### Instruction
Locate every line in the records below that holds the word "CREMOSO" and return each one.

[Stored entries]
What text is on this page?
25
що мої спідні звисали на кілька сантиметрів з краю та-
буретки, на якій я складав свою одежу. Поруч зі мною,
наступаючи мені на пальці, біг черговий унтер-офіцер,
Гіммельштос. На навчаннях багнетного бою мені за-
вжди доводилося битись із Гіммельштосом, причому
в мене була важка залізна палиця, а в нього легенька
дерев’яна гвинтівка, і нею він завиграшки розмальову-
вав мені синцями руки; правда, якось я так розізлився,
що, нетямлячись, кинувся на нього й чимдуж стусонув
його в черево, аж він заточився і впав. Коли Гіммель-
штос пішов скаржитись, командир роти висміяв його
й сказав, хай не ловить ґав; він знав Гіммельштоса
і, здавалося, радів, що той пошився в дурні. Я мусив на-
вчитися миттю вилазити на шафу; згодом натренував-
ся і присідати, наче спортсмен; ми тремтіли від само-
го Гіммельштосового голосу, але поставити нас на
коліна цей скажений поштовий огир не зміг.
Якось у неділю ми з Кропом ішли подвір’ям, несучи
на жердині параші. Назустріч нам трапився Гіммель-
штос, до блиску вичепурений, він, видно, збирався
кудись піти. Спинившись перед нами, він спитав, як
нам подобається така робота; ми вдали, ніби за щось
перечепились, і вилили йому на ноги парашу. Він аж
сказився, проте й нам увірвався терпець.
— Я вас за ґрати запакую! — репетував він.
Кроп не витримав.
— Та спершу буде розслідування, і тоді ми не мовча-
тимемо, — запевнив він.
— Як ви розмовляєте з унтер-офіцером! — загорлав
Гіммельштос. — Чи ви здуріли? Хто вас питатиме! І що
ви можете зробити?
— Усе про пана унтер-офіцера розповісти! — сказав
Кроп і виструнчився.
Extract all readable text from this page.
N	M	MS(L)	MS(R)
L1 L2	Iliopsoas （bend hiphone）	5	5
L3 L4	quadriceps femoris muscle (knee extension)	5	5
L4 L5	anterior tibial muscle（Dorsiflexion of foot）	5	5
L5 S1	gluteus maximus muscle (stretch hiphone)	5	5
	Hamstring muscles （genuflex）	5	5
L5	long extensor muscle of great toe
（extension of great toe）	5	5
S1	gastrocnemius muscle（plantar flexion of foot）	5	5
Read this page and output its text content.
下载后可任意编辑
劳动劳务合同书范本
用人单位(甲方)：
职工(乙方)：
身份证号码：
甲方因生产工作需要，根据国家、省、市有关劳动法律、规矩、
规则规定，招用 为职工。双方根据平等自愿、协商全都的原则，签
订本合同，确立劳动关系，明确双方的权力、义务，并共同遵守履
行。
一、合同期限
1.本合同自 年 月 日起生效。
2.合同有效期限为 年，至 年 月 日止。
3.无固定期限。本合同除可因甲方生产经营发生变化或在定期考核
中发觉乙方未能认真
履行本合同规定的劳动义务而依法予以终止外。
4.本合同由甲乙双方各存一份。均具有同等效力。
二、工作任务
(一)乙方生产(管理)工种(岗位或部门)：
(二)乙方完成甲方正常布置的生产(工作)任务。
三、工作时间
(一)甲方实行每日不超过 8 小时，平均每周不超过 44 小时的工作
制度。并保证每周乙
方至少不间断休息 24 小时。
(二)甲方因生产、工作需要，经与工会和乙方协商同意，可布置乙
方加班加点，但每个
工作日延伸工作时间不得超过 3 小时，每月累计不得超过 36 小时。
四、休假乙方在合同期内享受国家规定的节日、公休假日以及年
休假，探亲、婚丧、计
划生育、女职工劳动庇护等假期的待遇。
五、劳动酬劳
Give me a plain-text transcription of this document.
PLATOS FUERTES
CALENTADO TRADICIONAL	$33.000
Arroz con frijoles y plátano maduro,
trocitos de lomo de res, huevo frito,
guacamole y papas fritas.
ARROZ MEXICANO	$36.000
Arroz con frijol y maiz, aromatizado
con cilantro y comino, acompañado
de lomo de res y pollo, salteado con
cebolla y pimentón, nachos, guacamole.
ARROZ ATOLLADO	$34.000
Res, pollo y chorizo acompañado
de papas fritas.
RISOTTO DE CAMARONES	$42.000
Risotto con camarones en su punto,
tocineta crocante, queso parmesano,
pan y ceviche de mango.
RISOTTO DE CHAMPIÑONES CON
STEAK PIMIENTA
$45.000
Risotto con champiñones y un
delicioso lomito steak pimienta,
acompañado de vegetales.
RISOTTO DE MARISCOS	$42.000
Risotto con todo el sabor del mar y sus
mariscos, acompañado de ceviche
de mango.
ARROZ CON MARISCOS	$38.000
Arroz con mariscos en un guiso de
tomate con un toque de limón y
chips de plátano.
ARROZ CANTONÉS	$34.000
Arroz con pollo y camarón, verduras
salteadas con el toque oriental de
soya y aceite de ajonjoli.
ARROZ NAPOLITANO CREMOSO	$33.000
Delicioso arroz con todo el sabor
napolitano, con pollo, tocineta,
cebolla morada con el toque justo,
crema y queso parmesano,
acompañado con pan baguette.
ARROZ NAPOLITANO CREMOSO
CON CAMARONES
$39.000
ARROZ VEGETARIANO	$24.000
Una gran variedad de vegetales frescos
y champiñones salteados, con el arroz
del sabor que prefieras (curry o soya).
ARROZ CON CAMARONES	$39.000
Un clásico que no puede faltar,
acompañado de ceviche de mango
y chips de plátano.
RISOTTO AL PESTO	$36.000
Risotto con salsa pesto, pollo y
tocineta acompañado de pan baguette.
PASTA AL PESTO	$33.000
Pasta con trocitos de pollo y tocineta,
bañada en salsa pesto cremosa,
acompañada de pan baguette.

### Reply to the task
ARROZ NAPOLITANO CREMOSO	$33.000
ARROZ NAPOLITANO CREMOSO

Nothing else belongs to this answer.